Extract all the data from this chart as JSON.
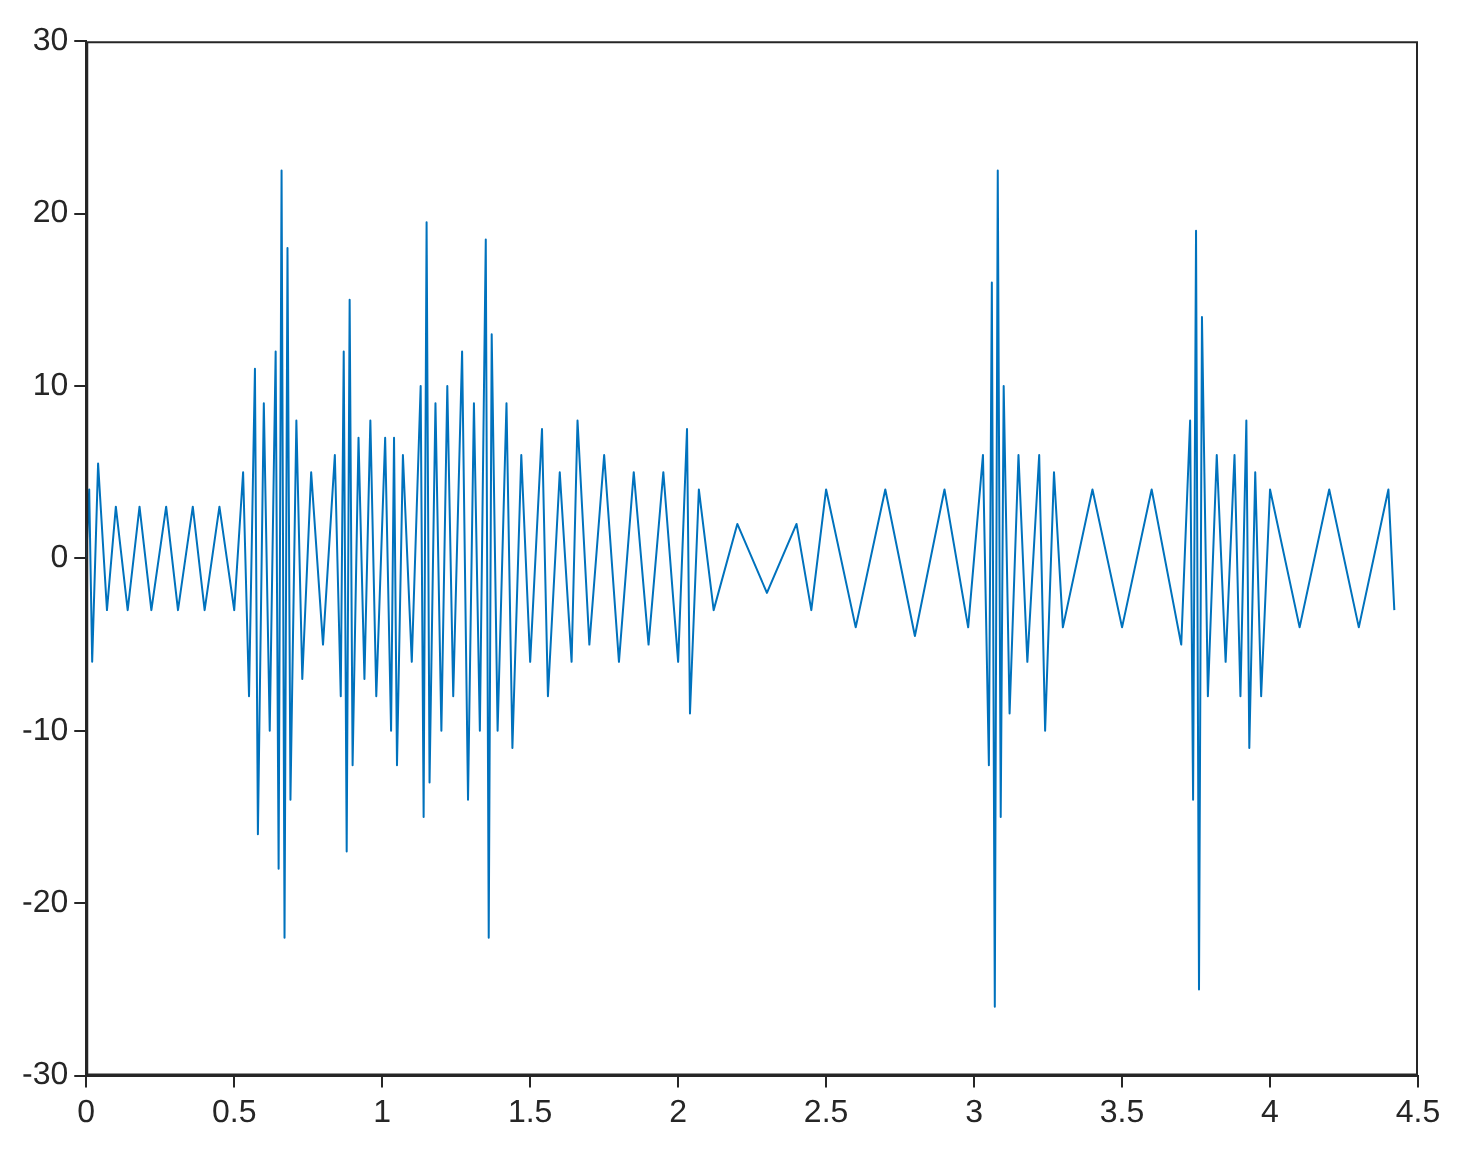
{
  "chart_data": {
    "type": "line",
    "x": [
      0,
      0.01,
      0.02,
      0.04,
      0.07,
      0.1,
      0.14,
      0.18,
      0.22,
      0.27,
      0.31,
      0.36,
      0.4,
      0.45,
      0.5,
      0.53,
      0.55,
      0.57,
      0.58,
      0.6,
      0.62,
      0.64,
      0.65,
      0.66,
      0.67,
      0.68,
      0.69,
      0.71,
      0.73,
      0.76,
      0.8,
      0.84,
      0.86,
      0.87,
      0.88,
      0.89,
      0.9,
      0.92,
      0.94,
      0.96,
      0.98,
      1.01,
      1.03,
      1.04,
      1.05,
      1.07,
      1.1,
      1.13,
      1.14,
      1.15,
      1.16,
      1.18,
      1.2,
      1.22,
      1.24,
      1.27,
      1.29,
      1.31,
      1.33,
      1.35,
      1.36,
      1.37,
      1.39,
      1.42,
      1.44,
      1.47,
      1.5,
      1.54,
      1.56,
      1.6,
      1.64,
      1.66,
      1.7,
      1.75,
      1.8,
      1.85,
      1.9,
      1.95,
      2.0,
      2.03,
      2.04,
      2.07,
      2.12,
      2.2,
      2.3,
      2.4,
      2.45,
      2.5,
      2.6,
      2.7,
      2.8,
      2.9,
      2.98,
      3.03,
      3.05,
      3.06,
      3.07,
      3.08,
      3.09,
      3.1,
      3.12,
      3.15,
      3.18,
      3.22,
      3.24,
      3.27,
      3.3,
      3.4,
      3.5,
      3.6,
      3.7,
      3.73,
      3.74,
      3.75,
      3.76,
      3.77,
      3.79,
      3.82,
      3.85,
      3.88,
      3.9,
      3.92,
      3.93,
      3.95,
      3.97,
      4.0,
      4.1,
      4.2,
      4.3,
      4.4,
      4.42
    ],
    "series": [
      {
        "color": "#0072bd",
        "values": [
          0,
          4,
          -6,
          5.5,
          -3,
          3,
          -3,
          3,
          -3,
          3,
          -3,
          3,
          -3,
          3,
          -3,
          5,
          -8,
          11,
          -16,
          9,
          -10,
          12,
          -18,
          22.5,
          -22,
          18,
          -14,
          8,
          -7,
          5,
          -5,
          6,
          -8,
          12,
          -17,
          15,
          -12,
          7,
          -7,
          8,
          -8,
          7,
          -10,
          7,
          -12,
          6,
          -6,
          10,
          -15,
          19.5,
          -13,
          9,
          -10,
          10,
          -8,
          12,
          -14,
          9,
          -10,
          18.5,
          -22,
          13,
          -10,
          9,
          -11,
          6,
          -6,
          7.5,
          -8,
          5,
          -6,
          8,
          -5,
          6,
          -6,
          5,
          -5,
          5,
          -6,
          7.5,
          -9,
          4,
          -3,
          2,
          -2,
          2,
          -3,
          4,
          -4,
          4,
          -4.5,
          4,
          -4,
          6,
          -12,
          16,
          -26,
          22.5,
          -15,
          10,
          -9,
          6,
          -6,
          6,
          -10,
          5,
          -4,
          4,
          -4,
          4,
          -5,
          8,
          -14,
          19,
          -25,
          14,
          -8,
          6,
          -6,
          6,
          -8,
          8,
          -11,
          5,
          -8,
          4,
          -4,
          4,
          -4,
          4,
          -3
        ]
      }
    ],
    "xlim": [
      0,
      4.5
    ],
    "xticks": [
      0,
      0.5,
      1,
      1.5,
      2,
      2.5,
      3,
      3.5,
      4,
      4.5
    ],
    "ylim": [
      -30,
      30
    ],
    "yticks": [
      -30,
      -20,
      -10,
      0,
      10,
      20,
      30
    ],
    "grid": false,
    "legend": false,
    "marker": "none",
    "line_style": "solid"
  }
}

-=-=-=-=-

Short exercise:
Omit the pictures. Output every record above word for word.

In response:
Extract all the data from this chart as JSON.
{
  "chart_data": {
    "type": "line",
    "x": [
      0,
      0.01,
      0.02,
      0.04,
      0.07,
      0.1,
      0.14,
      0.18,
      0.22,
      0.27,
      0.31,
      0.36,
      0.4,
      0.45,
      0.5,
      0.53,
      0.55,
      0.57,
      0.58,
      0.6,
      0.62,
      0.64,
      0.65,
      0.66,
      0.67,
      0.68,
      0.69,
      0.71,
      0.73,
      0.76,
      0.8,
      0.84,
      0.86,
      0.87,
      0.88,
      0.89,
      0.9,
      0.92,
      0.94,
      0.96,
      0.98,
      1.01,
      1.03,
      1.04,
      1.05,
      1.07,
      1.1,
      1.13,
      1.14,
      1.15,
      1.16,
      1.18,
      1.2,
      1.22,
      1.24,
      1.27,
      1.29,
      1.31,
      1.33,
      1.35,
      1.36,
      1.37,
      1.39,
      1.42,
      1.44,
      1.47,
      1.5,
      1.54,
      1.56,
      1.6,
      1.64,
      1.66,
      1.7,
      1.75,
      1.8,
      1.85,
      1.9,
      1.95,
      2.0,
      2.03,
      2.04,
      2.07,
      2.12,
      2.2,
      2.3,
      2.4,
      2.45,
      2.5,
      2.6,
      2.7,
      2.8,
      2.9,
      2.98,
      3.03,
      3.05,
      3.06,
      3.07,
      3.08,
      3.09,
      3.1,
      3.12,
      3.15,
      3.18,
      3.22,
      3.24,
      3.27,
      3.3,
      3.4,
      3.5,
      3.6,
      3.7,
      3.73,
      3.74,
      3.75,
      3.76,
      3.77,
      3.79,
      3.82,
      3.85,
      3.88,
      3.9,
      3.92,
      3.93,
      3.95,
      3.97,
      4.0,
      4.1,
      4.2,
      4.3,
      4.4,
      4.42
    ],
    "series": [
      {
        "color": "#0072bd",
        "values": [
          0,
          4,
          -6,
          5.5,
          -3,
          3,
          -3,
          3,
          -3,
          3,
          -3,
          3,
          -3,
          3,
          -3,
          5,
          -8,
          11,
          -16,
          9,
          -10,
          12,
          -18,
          22.5,
          -22,
          18,
          -14,
          8,
          -7,
          5,
          -5,
          6,
          -8,
          12,
          -17,
          15,
          -12,
          7,
          -7,
          8,
          -8,
          7,
          -10,
          7,
          -12,
          6,
          -6,
          10,
          -15,
          19.5,
          -13,
          9,
          -10,
          10,
          -8,
          12,
          -14,
          9,
          -10,
          18.5,
          -22,
          13,
          -10,
          9,
          -11,
          6,
          -6,
          7.5,
          -8,
          5,
          -6,
          8,
          -5,
          6,
          -6,
          5,
          -5,
          5,
          -6,
          7.5,
          -9,
          4,
          -3,
          2,
          -2,
          2,
          -3,
          4,
          -4,
          4,
          -4.5,
          4,
          -4,
          6,
          -12,
          16,
          -26,
          22.5,
          -15,
          10,
          -9,
          6,
          -6,
          6,
          -10,
          5,
          -4,
          4,
          -4,
          4,
          -5,
          8,
          -14,
          19,
          -25,
          14,
          -8,
          6,
          -6,
          6,
          -8,
          8,
          -11,
          5,
          -8,
          4,
          -4,
          4,
          -4,
          4,
          -3
        ]
      }
    ],
    "xlim": [
      0,
      4.5
    ],
    "xticks": [
      0,
      0.5,
      1,
      1.5,
      2,
      2.5,
      3,
      3.5,
      4,
      4.5
    ],
    "ylim": [
      -30,
      30
    ],
    "yticks": [
      -30,
      -20,
      -10,
      0,
      10,
      20,
      30
    ],
    "grid": false,
    "legend": false,
    "marker": "none",
    "line_style": "solid"
  }
}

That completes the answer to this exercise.